Stated goal: Repeat every record below exactly as it appears.

Records:
▽

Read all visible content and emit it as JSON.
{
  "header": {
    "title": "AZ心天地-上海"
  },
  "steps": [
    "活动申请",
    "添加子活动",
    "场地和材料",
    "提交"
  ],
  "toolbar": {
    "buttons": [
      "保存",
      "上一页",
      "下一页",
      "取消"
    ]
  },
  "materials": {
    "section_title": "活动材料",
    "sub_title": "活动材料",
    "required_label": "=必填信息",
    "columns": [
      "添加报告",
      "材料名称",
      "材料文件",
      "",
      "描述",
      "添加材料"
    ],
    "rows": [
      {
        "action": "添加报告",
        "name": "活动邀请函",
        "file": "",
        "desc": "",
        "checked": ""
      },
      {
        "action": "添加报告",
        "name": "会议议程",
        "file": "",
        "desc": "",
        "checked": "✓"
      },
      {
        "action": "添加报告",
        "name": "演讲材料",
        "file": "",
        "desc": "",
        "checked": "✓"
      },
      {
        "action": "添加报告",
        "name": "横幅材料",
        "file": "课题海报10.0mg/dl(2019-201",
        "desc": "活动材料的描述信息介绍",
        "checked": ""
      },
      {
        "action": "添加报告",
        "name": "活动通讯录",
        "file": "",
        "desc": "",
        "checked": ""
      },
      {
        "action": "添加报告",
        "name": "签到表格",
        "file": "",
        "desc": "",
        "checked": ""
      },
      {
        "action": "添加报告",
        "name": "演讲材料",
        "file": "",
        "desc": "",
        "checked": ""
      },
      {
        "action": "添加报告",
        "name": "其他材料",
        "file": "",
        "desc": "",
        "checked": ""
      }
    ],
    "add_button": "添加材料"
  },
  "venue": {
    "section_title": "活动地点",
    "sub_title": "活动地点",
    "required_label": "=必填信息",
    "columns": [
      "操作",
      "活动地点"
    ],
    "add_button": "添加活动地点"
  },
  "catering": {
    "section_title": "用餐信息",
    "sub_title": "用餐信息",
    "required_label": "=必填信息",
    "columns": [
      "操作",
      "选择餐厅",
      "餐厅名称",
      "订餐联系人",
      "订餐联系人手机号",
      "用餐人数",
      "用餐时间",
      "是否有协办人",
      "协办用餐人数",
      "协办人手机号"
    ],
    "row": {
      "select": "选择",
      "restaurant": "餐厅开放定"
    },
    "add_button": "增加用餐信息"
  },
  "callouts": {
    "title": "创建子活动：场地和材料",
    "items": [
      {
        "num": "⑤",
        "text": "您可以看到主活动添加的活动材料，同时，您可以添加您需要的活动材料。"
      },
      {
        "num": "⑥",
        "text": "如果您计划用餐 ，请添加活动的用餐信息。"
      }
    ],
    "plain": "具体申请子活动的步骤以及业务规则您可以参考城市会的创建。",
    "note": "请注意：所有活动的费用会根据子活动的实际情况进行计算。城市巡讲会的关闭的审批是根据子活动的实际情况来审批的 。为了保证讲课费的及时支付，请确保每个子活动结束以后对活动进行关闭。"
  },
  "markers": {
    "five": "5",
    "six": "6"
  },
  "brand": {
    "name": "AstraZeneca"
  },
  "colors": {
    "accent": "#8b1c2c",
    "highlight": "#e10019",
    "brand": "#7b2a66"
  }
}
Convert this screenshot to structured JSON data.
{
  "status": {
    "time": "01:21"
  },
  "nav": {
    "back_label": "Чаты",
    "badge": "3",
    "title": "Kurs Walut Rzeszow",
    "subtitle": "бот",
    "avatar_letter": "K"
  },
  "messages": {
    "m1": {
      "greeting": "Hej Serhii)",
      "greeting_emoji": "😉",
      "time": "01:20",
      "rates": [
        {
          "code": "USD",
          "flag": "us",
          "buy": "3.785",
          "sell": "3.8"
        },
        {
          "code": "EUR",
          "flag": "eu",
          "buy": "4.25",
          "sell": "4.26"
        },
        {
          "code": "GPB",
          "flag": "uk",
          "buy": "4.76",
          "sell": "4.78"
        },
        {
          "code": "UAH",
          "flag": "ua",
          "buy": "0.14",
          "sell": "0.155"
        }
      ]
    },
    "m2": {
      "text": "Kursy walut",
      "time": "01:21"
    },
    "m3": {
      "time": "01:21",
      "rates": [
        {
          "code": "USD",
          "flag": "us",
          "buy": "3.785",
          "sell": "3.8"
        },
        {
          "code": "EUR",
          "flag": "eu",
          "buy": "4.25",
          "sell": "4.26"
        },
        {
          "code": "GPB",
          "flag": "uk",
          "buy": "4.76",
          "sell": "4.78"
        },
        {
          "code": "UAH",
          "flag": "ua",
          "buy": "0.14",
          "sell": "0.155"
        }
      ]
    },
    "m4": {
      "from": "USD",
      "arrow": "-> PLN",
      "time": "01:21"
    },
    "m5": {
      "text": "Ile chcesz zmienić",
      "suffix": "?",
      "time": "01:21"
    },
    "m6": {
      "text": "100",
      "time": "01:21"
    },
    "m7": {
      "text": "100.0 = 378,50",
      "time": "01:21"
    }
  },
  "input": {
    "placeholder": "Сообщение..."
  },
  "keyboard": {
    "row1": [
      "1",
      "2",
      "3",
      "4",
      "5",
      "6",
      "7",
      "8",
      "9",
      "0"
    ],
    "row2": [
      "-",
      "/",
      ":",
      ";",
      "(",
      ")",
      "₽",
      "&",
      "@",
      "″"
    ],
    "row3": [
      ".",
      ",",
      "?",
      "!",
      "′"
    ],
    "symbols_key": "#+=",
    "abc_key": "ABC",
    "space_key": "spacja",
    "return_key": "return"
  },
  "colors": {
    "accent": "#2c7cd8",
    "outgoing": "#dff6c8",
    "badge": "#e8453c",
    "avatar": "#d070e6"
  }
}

△

Response to the exercise:
Read all visible content and emit it as JSON.
{
  "header": {
    "title": "AZ心天地-上海"
  },
  "steps": [
    "活动申请",
    "添加子活动",
    "场地和材料",
    "提交"
  ],
  "toolbar": {
    "buttons": [
      "保存",
      "上一页",
      "下一页",
      "取消"
    ]
  },
  "materials": {
    "section_title": "活动材料",
    "sub_title": "活动材料",
    "required_label": "=必填信息",
    "columns": [
      "添加报告",
      "材料名称",
      "材料文件",
      "",
      "描述",
      "添加材料"
    ],
    "rows": [
      {
        "action": "添加报告",
        "name": "活动邀请函",
        "file": "",
        "desc": "",
        "checked": ""
      },
      {
        "action": "添加报告",
        "name": "会议议程",
        "file": "",
        "desc": "",
        "checked": "✓"
      },
      {
        "action": "添加报告",
        "name": "演讲材料",
        "file": "",
        "desc": "",
        "checked": "✓"
      },
      {
        "action": "添加报告",
        "name": "横幅材料",
        "file": "课题海报10.0mg/dl(2019-201",
        "desc": "活动材料的描述信息介绍",
        "checked": ""
      },
      {
        "action": "添加报告",
        "name": "活动通讯录",
        "file": "",
        "desc": "",
        "checked": ""
      },
      {
        "action": "添加报告",
        "name": "签到表格",
        "file": "",
        "desc": "",
        "checked": ""
      },
      {
        "action": "添加报告",
        "name": "演讲材料",
        "file": "",
        "desc": "",
        "checked": ""
      },
      {
        "action": "添加报告",
        "name": "其他材料",
        "file": "",
        "desc": "",
        "checked": ""
      }
    ],
    "add_button": "添加材料"
  },
  "venue": {
    "section_title": "活动地点",
    "sub_title": "活动地点",
    "required_label": "=必填信息",
    "columns": [
      "操作",
      "活动地点"
    ],
    "add_button": "添加活动地点"
  },
  "catering": {
    "section_title": "用餐信息",
    "sub_title": "用餐信息",
    "required_label": "=必填信息",
    "columns": [
      "操作",
      "选择餐厅",
      "餐厅名称",
      "订餐联系人",
      "订餐联系人手机号",
      "用餐人数",
      "用餐时间",
      "是否有协办人",
      "协办用餐人数",
      "协办人手机号"
    ],
    "row": {
      "select": "选择",
      "restaurant": "餐厅开放定"
    },
    "add_button": "增加用餐信息"
  },
  "callouts": {
    "title": "创建子活动：场地和材料",
    "items": [
      {
        "num": "⑤",
        "text": "您可以看到主活动添加的活动材料，同时，您可以添加您需要的活动材料。"
      },
      {
        "num": "⑥",
        "text": "如果您计划用餐 ，请添加活动的用餐信息。"
      }
    ],
    "plain": "具体申请子活动的步骤以及业务规则您可以参考城市会的创建。",
    "note": "请注意：所有活动的费用会根据子活动的实际情况进行计算。城市巡讲会的关闭的审批是根据子活动的实际情况来审批的 。为了保证讲课费的及时支付，请确保每个子活动结束以后对活动进行关闭。"
  },
  "markers": {
    "five": "5",
    "six": "6"
  },
  "brand": {
    "name": "AstraZeneca"
  },
  "colors": {
    "accent": "#8b1c2c",
    "highlight": "#e10019",
    "brand": "#7b2a66"
  }
}
Convert this screenshot to structured JSON data.
{
  "status": {
    "time": "01:21"
  },
  "nav": {
    "back_label": "Чаты",
    "badge": "3",
    "title": "Kurs Walut Rzeszow",
    "subtitle": "бот",
    "avatar_letter": "K"
  },
  "messages": {
    "m1": {
      "greeting": "Hej Serhii)",
      "greeting_emoji": "😉",
      "time": "01:20",
      "rates": [
        {
          "code": "USD",
          "flag": "us",
          "buy": "3.785",
          "sell": "3.8"
        },
        {
          "code": "EUR",
          "flag": "eu",
          "buy": "4.25",
          "sell": "4.26"
        },
        {
          "code": "GPB",
          "flag": "uk",
          "buy": "4.76",
          "sell": "4.78"
        },
        {
          "code": "UAH",
          "flag": "ua",
          "buy": "0.14",
          "sell": "0.155"
        }
      ]
    },
    "m2": {
      "text": "Kursy walut",
      "time": "01:21"
    },
    "m3": {
      "time": "01:21",
      "rates": [
        {
          "code": "USD",
          "flag": "us",
          "buy": "3.785",
          "sell": "3.8"
        },
        {
          "code": "EUR",
          "flag": "eu",
          "buy": "4.25",
          "sell": "4.26"
        },
        {
          "code": "GPB",
          "flag": "uk",
          "buy": "4.76",
          "sell": "4.78"
        },
        {
          "code": "UAH",
          "flag": "ua",
          "buy": "0.14",
          "sell": "0.155"
        }
      ]
    },
    "m4": {
      "from": "USD",
      "arrow": "-> PLN",
      "time": "01:21"
    },
    "m5": {
      "text": "Ile chcesz zmienić",
      "suffix": "?",
      "time": "01:21"
    },
    "m6": {
      "text": "100",
      "time": "01:21"
    },
    "m7": {
      "text": "100.0 = 378,50",
      "time": "01:21"
    }
  },
  "input": {
    "placeholder": "Сообщение..."
  },
  "keyboard": {
    "row1": [
      "1",
      "2",
      "3",
      "4",
      "5",
      "6",
      "7",
      "8",
      "9",
      "0"
    ],
    "row2": [
      "-",
      "/",
      ":",
      ";",
      "(",
      ")",
      "₽",
      "&",
      "@",
      "″"
    ],
    "row3": [
      ".",
      ",",
      "?",
      "!",
      "′"
    ],
    "symbols_key": "#+=",
    "abc_key": "ABC",
    "space_key": "spacja",
    "return_key": "return"
  },
  "colors": {
    "accent": "#2c7cd8",
    "outgoing": "#dff6c8",
    "badge": "#e8453c",
    "avatar": "#d070e6"
  }
}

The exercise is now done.